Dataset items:
+++

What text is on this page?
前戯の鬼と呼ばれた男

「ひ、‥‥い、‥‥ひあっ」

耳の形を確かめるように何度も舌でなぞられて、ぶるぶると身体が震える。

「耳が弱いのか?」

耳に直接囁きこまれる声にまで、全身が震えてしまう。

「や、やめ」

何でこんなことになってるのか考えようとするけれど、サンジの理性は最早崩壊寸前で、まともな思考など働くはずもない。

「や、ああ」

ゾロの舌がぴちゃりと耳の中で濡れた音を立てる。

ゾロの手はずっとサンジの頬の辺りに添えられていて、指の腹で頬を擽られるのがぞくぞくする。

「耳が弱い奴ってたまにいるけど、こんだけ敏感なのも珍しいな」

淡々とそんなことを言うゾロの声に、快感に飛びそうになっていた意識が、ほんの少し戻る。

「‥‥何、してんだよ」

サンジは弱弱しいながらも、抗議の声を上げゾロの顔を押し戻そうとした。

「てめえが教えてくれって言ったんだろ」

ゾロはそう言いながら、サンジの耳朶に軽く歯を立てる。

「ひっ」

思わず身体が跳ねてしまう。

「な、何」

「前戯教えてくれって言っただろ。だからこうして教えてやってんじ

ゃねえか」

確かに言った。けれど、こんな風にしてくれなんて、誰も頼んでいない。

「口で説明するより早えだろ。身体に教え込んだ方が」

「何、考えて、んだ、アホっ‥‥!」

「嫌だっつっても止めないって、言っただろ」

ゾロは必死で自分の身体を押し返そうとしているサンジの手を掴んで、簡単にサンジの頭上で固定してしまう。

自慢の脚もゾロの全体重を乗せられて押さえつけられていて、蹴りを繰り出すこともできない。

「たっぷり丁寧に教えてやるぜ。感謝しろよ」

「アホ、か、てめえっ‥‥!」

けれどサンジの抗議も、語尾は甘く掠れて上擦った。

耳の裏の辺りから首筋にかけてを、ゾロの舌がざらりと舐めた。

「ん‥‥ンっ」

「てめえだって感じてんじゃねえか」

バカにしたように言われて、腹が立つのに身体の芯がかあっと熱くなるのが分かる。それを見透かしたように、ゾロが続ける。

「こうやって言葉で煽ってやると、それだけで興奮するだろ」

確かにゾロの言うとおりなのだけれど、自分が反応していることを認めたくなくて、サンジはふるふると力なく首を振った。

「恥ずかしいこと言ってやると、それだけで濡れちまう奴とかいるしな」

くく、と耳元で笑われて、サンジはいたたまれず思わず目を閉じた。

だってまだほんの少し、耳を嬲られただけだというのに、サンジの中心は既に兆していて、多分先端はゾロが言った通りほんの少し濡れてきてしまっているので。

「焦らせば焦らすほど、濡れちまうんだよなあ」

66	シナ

+++

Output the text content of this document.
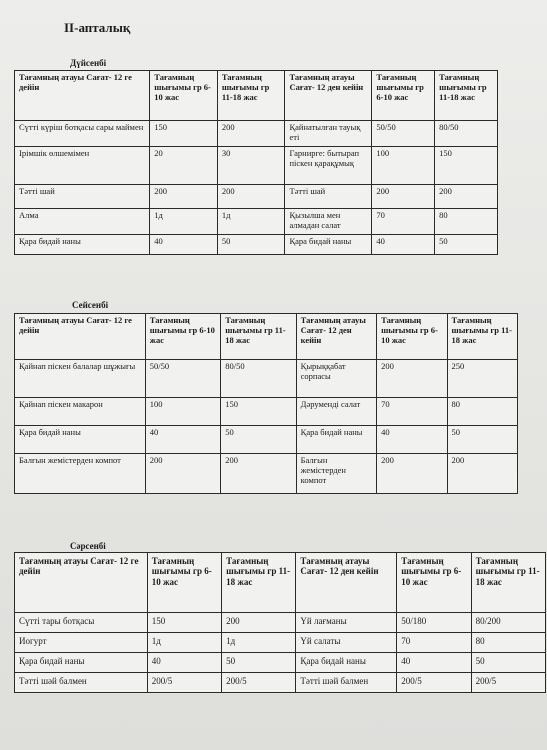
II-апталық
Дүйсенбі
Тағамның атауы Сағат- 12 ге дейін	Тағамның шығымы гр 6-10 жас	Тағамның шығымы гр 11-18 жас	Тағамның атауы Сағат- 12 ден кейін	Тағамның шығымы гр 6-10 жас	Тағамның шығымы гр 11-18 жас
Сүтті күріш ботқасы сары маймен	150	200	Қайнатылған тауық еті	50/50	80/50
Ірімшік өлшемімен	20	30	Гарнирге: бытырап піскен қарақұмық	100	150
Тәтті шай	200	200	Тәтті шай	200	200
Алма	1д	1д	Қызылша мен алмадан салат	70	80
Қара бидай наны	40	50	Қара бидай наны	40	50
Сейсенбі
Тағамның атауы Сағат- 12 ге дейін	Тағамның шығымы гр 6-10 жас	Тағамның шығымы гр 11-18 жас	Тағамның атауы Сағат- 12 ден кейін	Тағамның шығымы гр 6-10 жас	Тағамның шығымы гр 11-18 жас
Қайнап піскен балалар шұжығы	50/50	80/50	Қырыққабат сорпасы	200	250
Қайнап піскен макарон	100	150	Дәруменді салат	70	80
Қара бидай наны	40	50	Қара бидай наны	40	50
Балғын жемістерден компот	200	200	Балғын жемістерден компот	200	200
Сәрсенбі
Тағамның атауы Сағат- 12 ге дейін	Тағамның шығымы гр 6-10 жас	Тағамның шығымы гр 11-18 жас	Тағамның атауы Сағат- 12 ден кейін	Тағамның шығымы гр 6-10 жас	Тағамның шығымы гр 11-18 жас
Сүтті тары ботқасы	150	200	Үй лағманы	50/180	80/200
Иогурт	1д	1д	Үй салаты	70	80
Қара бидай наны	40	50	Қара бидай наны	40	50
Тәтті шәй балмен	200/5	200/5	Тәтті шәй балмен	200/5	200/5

+++

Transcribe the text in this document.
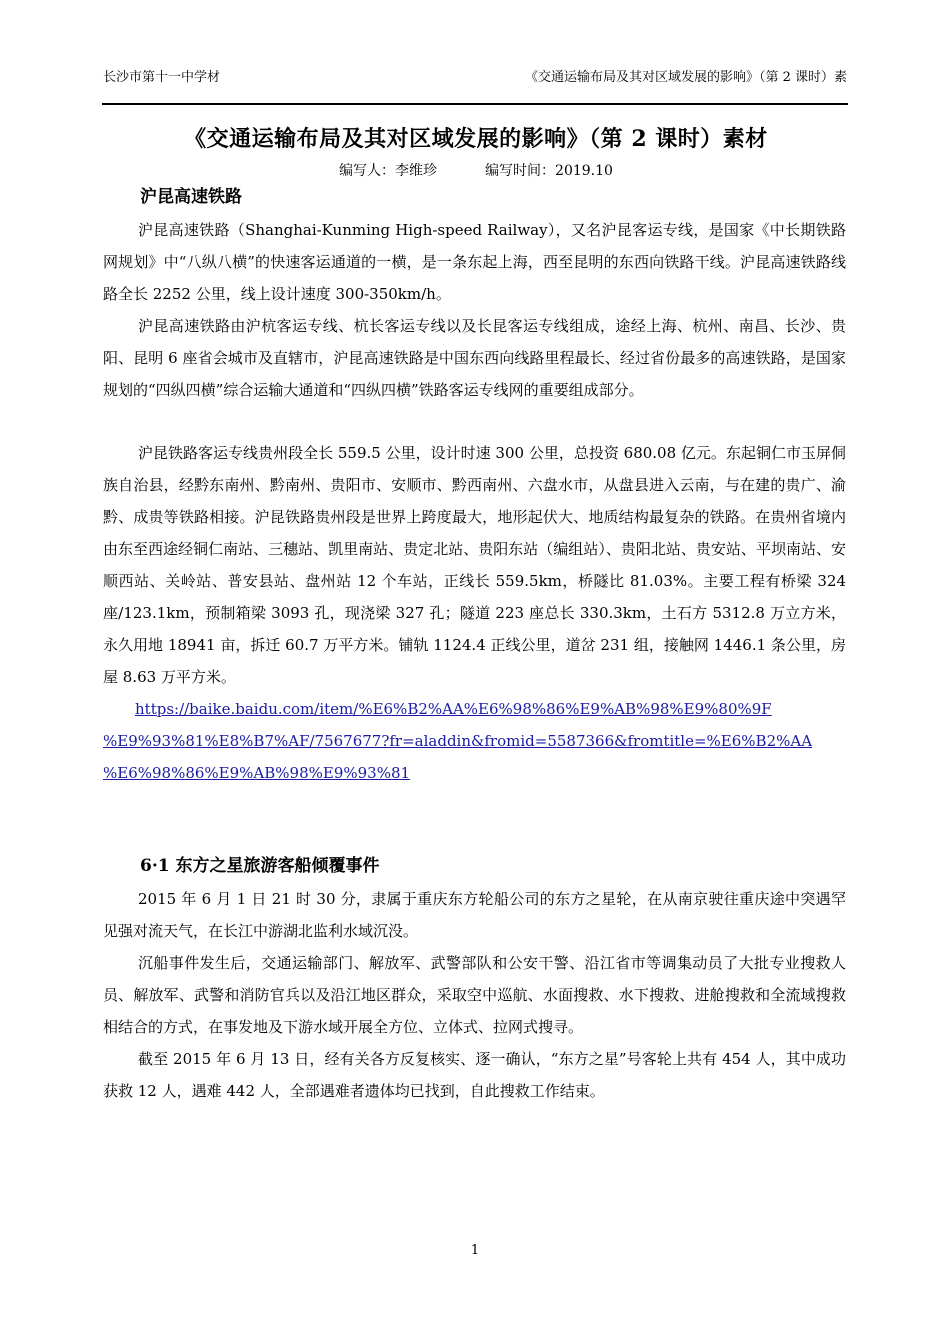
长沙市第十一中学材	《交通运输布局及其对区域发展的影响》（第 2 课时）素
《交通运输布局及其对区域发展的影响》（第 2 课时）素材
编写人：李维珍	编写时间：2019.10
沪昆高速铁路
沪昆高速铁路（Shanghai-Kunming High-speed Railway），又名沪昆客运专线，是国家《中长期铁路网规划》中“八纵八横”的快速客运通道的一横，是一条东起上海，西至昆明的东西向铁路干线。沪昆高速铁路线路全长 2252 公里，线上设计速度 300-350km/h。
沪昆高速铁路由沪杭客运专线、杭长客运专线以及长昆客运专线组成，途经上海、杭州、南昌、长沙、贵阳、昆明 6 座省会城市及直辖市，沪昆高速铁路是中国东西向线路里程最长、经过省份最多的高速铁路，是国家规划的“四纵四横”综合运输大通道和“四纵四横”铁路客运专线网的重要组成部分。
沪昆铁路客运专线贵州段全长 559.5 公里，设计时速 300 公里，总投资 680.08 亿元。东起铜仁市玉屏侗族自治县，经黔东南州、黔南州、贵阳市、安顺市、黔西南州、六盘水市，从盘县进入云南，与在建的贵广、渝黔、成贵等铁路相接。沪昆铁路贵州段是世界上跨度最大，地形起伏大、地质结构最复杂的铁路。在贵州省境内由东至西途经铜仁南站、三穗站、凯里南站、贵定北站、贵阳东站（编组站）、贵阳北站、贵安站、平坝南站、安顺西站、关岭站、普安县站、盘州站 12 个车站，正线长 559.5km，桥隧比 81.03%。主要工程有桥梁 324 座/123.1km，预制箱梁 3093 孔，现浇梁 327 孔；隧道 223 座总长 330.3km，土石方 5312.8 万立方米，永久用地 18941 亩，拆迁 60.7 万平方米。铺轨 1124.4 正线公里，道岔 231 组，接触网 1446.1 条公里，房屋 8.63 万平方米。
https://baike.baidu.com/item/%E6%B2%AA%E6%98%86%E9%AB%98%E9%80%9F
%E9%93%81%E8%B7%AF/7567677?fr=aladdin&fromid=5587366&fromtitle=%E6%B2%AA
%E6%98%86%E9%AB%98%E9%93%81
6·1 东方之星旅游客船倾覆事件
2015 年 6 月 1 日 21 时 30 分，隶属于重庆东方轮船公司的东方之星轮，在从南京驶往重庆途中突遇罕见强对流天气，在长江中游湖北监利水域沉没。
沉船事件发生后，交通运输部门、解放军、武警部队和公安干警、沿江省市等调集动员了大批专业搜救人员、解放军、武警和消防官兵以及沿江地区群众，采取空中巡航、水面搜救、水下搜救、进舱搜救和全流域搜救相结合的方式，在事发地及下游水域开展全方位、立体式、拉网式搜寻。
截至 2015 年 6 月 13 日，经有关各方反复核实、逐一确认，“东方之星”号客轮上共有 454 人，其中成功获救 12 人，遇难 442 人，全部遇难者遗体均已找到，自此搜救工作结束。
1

+++

Work out the count of lines containing the word "交通运输布局及其对区域发展的影响", then write only that count.

■ Solution below: 2